Collected data:
◆ ◆ ◆ ◆
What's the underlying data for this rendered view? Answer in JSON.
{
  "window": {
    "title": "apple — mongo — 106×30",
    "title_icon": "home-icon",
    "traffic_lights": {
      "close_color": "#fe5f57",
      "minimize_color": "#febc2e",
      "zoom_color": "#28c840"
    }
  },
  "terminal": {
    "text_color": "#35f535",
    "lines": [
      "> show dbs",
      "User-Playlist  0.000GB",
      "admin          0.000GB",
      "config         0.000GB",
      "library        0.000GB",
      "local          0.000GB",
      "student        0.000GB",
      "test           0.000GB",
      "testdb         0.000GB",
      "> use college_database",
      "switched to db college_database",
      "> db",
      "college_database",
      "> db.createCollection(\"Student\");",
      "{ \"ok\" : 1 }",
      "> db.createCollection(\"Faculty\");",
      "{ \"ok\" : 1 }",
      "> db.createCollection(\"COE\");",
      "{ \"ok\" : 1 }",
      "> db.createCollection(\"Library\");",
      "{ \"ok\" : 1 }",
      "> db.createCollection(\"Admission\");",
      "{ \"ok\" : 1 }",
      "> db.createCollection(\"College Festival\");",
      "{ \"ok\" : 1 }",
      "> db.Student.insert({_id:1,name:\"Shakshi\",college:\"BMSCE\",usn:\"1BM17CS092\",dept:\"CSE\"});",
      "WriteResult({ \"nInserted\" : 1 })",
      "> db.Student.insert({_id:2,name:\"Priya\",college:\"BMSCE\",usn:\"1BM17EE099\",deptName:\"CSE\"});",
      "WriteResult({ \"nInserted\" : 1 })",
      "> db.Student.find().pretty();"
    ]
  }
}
◆ ◆ ◆ ◆
▶ [SET TASK] Read through the entries and copy each line in which "createCollection" appears.

▶ [ANSWER TO THE EXERCISE]
      "> db.createCollection(\"Student\");",
      "> db.createCollection(\"Faculty\");",
      "> db.createCollection(\"COE\");",
      "> db.createCollection(\"Library\");",
      "> db.createCollection(\"Admission\");",
      "> db.createCollection(\"College Festival\");",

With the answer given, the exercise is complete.